What is required
Give the listing again exactly, omitting its images.

Stored data:
********************

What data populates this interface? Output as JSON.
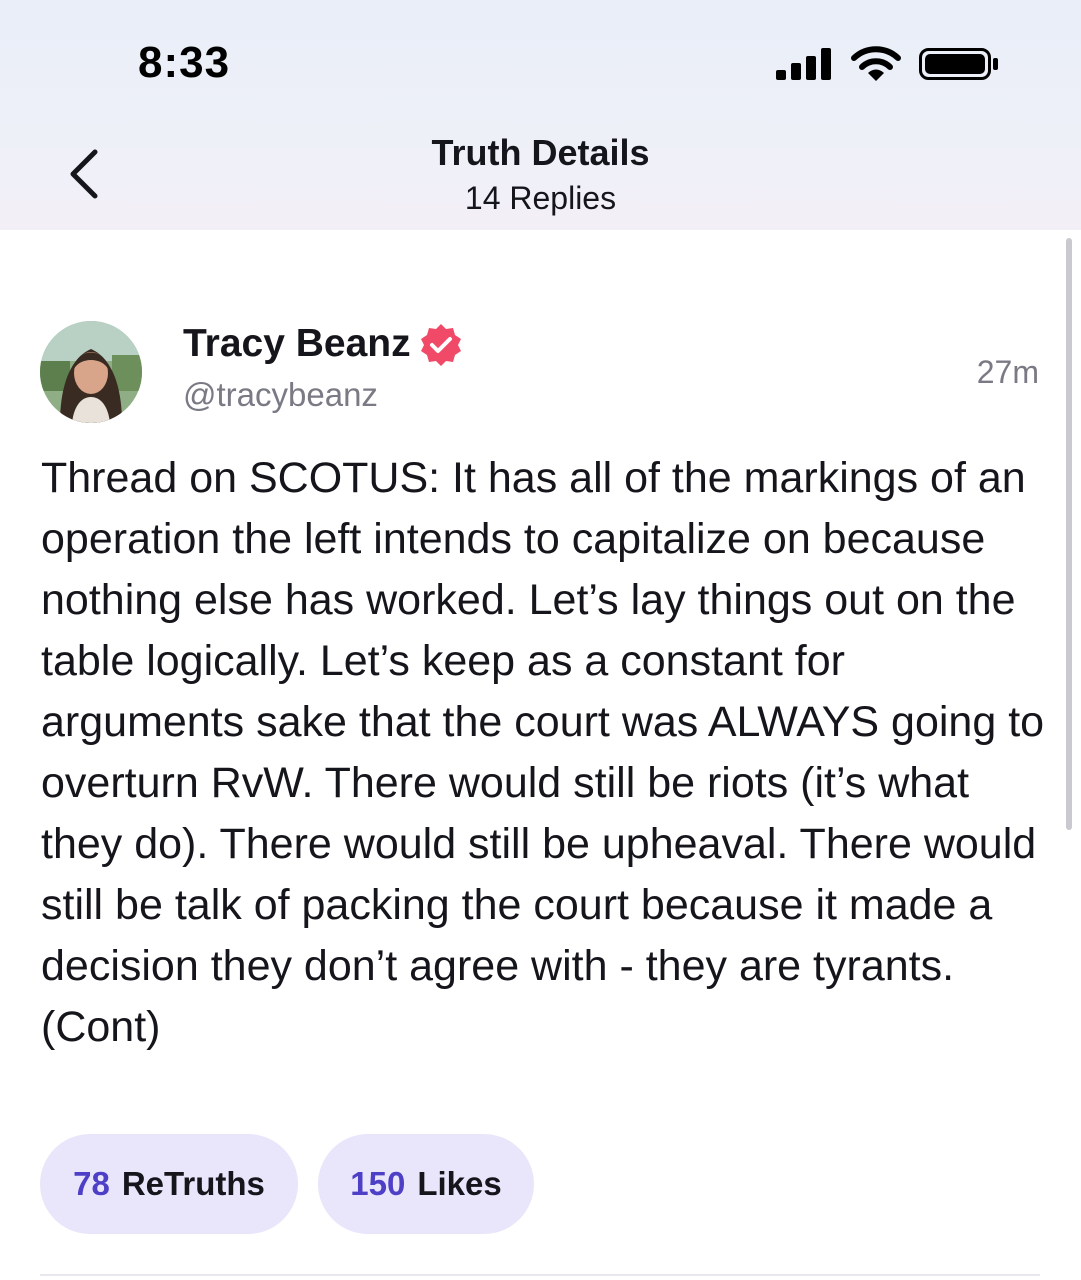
{
  "status_bar": {
    "time": "8:33",
    "icons": [
      "signal-icon",
      "wifi-icon",
      "battery-icon"
    ]
  },
  "header": {
    "title": "Truth Details",
    "subtitle": "14 Replies",
    "back_icon": "chevron-left-icon"
  },
  "post": {
    "author": {
      "display_name": "Tracy Beanz",
      "handle": "@tracybeanz",
      "verified": true
    },
    "time_ago": "27m",
    "body": "Thread on SCOTUS: It has all of the markings of an operation the left intends to capitalize on because nothing else has worked. Let’s lay things out on the table logically. Let’s keep as a constant for arguments sake that the court was ALWAYS going to overturn RvW. There would still be riots (it’s what they do). There would still be upheaval. There would still be talk of packing the court because it made a decision they don’t agree with - they are tyrants. (Cont)",
    "stats": {
      "retruths_count": "78",
      "retruths_label": "ReTruths",
      "likes_count": "150",
      "likes_label": "Likes"
    }
  },
  "colors": {
    "accent": "#4d3fc6",
    "pill_bg": "#e9e6fb",
    "verified_badge": "#f04a68",
    "muted_text": "#7a7a85"
  }
}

********************

The response
What data populates this interface? Output as JSON.
{
  "status_bar": {
    "time": "8:33",
    "icons": [
      "signal-icon",
      "wifi-icon",
      "battery-icon"
    ]
  },
  "header": {
    "title": "Truth Details",
    "subtitle": "14 Replies",
    "back_icon": "chevron-left-icon"
  },
  "post": {
    "author": {
      "display_name": "Tracy Beanz",
      "handle": "@tracybeanz",
      "verified": true
    },
    "time_ago": "27m",
    "body": "Thread on SCOTUS: It has all of the markings of an operation the left intends to capitalize on because nothing else has worked. Let’s lay things out on the table logically. Let’s keep as a constant for arguments sake that the court was ALWAYS going to overturn RvW. There would still be riots (it’s what they do). There would still be upheaval. There would still be talk of packing the court because it made a decision they don’t agree with - they are tyrants. (Cont)",
    "stats": {
      "retruths_count": "78",
      "retruths_label": "ReTruths",
      "likes_count": "150",
      "likes_label": "Likes"
    }
  },
  "colors": {
    "accent": "#4d3fc6",
    "pill_bg": "#e9e6fb",
    "verified_badge": "#f04a68",
    "muted_text": "#7a7a85"
  }
}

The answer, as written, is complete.